Task brief
Exclude the pictures and retype the entries as written.
-- START OF Data listing --
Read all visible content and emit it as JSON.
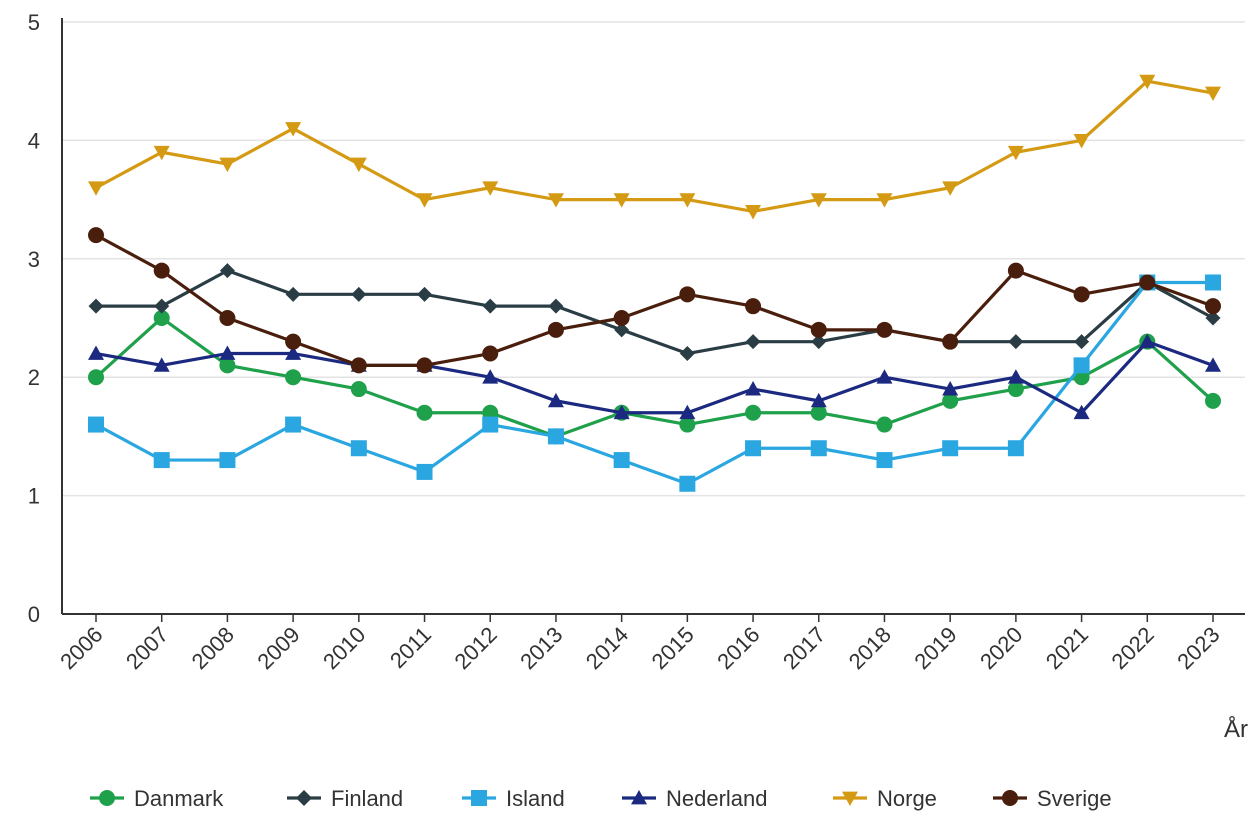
{
  "chart_data": {
    "type": "line",
    "title": "",
    "xlabel": "År",
    "ylabel": "",
    "ylim": [
      0,
      5
    ],
    "yticks": [
      "0",
      "1",
      "2",
      "3",
      "4",
      "5"
    ],
    "grid": true,
    "legend_position": "bottom",
    "categories": [
      "2006",
      "2007",
      "2008",
      "2009",
      "2010",
      "2011",
      "2012",
      "2013",
      "2014",
      "2015",
      "2016",
      "2017",
      "2018",
      "2019",
      "2020",
      "2021",
      "2022",
      "2023"
    ],
    "series": [
      {
        "name": "Danmark",
        "color": "#1fa04a",
        "marker": "circle",
        "values": [
          2.0,
          2.5,
          2.1,
          2.0,
          1.9,
          1.7,
          1.7,
          1.5,
          1.7,
          1.6,
          1.7,
          1.7,
          1.6,
          1.8,
          1.9,
          2.0,
          2.3,
          1.8
        ]
      },
      {
        "name": "Finland",
        "color": "#2b3d44",
        "marker": "diamond",
        "values": [
          2.6,
          2.6,
          2.9,
          2.7,
          2.7,
          2.7,
          2.6,
          2.6,
          2.4,
          2.2,
          2.3,
          2.3,
          2.4,
          2.3,
          2.3,
          2.3,
          2.8,
          2.5
        ]
      },
      {
        "name": "Island",
        "color": "#2aa6e0",
        "marker": "square",
        "values": [
          1.6,
          1.3,
          1.3,
          1.6,
          1.4,
          1.2,
          1.6,
          1.5,
          1.3,
          1.1,
          1.4,
          1.4,
          1.3,
          1.4,
          1.4,
          2.1,
          2.8,
          2.8
        ]
      },
      {
        "name": "Nederland",
        "color": "#1b2a80",
        "marker": "triangle-up",
        "values": [
          2.2,
          2.1,
          2.2,
          2.2,
          2.1,
          2.1,
          2.0,
          1.8,
          1.7,
          1.7,
          1.9,
          1.8,
          2.0,
          1.9,
          2.0,
          1.7,
          2.3,
          2.1
        ]
      },
      {
        "name": "Norge",
        "color": "#d49a14",
        "marker": "triangle-down",
        "values": [
          3.6,
          3.9,
          3.8,
          4.1,
          3.8,
          3.5,
          3.6,
          3.5,
          3.5,
          3.5,
          3.4,
          3.5,
          3.5,
          3.6,
          3.9,
          4.0,
          4.5,
          4.4
        ]
      },
      {
        "name": "Sverige",
        "color": "#4a1e0c",
        "marker": "circle",
        "values": [
          3.2,
          2.9,
          2.5,
          2.3,
          2.1,
          2.1,
          2.2,
          2.4,
          2.5,
          2.7,
          2.6,
          2.4,
          2.4,
          2.3,
          2.9,
          2.7,
          2.8,
          2.6
        ]
      }
    ]
  }
}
-- END OF Data listing --
Output
Read all visible content and emit it as JSON.
{
  "chart_data": {
    "type": "line",
    "title": "",
    "xlabel": "År",
    "ylabel": "",
    "ylim": [
      0,
      5
    ],
    "yticks": [
      "0",
      "1",
      "2",
      "3",
      "4",
      "5"
    ],
    "grid": true,
    "legend_position": "bottom",
    "categories": [
      "2006",
      "2007",
      "2008",
      "2009",
      "2010",
      "2011",
      "2012",
      "2013",
      "2014",
      "2015",
      "2016",
      "2017",
      "2018",
      "2019",
      "2020",
      "2021",
      "2022",
      "2023"
    ],
    "series": [
      {
        "name": "Danmark",
        "color": "#1fa04a",
        "marker": "circle",
        "values": [
          2.0,
          2.5,
          2.1,
          2.0,
          1.9,
          1.7,
          1.7,
          1.5,
          1.7,
          1.6,
          1.7,
          1.7,
          1.6,
          1.8,
          1.9,
          2.0,
          2.3,
          1.8
        ]
      },
      {
        "name": "Finland",
        "color": "#2b3d44",
        "marker": "diamond",
        "values": [
          2.6,
          2.6,
          2.9,
          2.7,
          2.7,
          2.7,
          2.6,
          2.6,
          2.4,
          2.2,
          2.3,
          2.3,
          2.4,
          2.3,
          2.3,
          2.3,
          2.8,
          2.5
        ]
      },
      {
        "name": "Island",
        "color": "#2aa6e0",
        "marker": "square",
        "values": [
          1.6,
          1.3,
          1.3,
          1.6,
          1.4,
          1.2,
          1.6,
          1.5,
          1.3,
          1.1,
          1.4,
          1.4,
          1.3,
          1.4,
          1.4,
          2.1,
          2.8,
          2.8
        ]
      },
      {
        "name": "Nederland",
        "color": "#1b2a80",
        "marker": "triangle-up",
        "values": [
          2.2,
          2.1,
          2.2,
          2.2,
          2.1,
          2.1,
          2.0,
          1.8,
          1.7,
          1.7,
          1.9,
          1.8,
          2.0,
          1.9,
          2.0,
          1.7,
          2.3,
          2.1
        ]
      },
      {
        "name": "Norge",
        "color": "#d49a14",
        "marker": "triangle-down",
        "values": [
          3.6,
          3.9,
          3.8,
          4.1,
          3.8,
          3.5,
          3.6,
          3.5,
          3.5,
          3.5,
          3.4,
          3.5,
          3.5,
          3.6,
          3.9,
          4.0,
          4.5,
          4.4
        ]
      },
      {
        "name": "Sverige",
        "color": "#4a1e0c",
        "marker": "circle",
        "values": [
          3.2,
          2.9,
          2.5,
          2.3,
          2.1,
          2.1,
          2.2,
          2.4,
          2.5,
          2.7,
          2.6,
          2.4,
          2.4,
          2.3,
          2.9,
          2.7,
          2.8,
          2.6
        ]
      }
    ]
  }
}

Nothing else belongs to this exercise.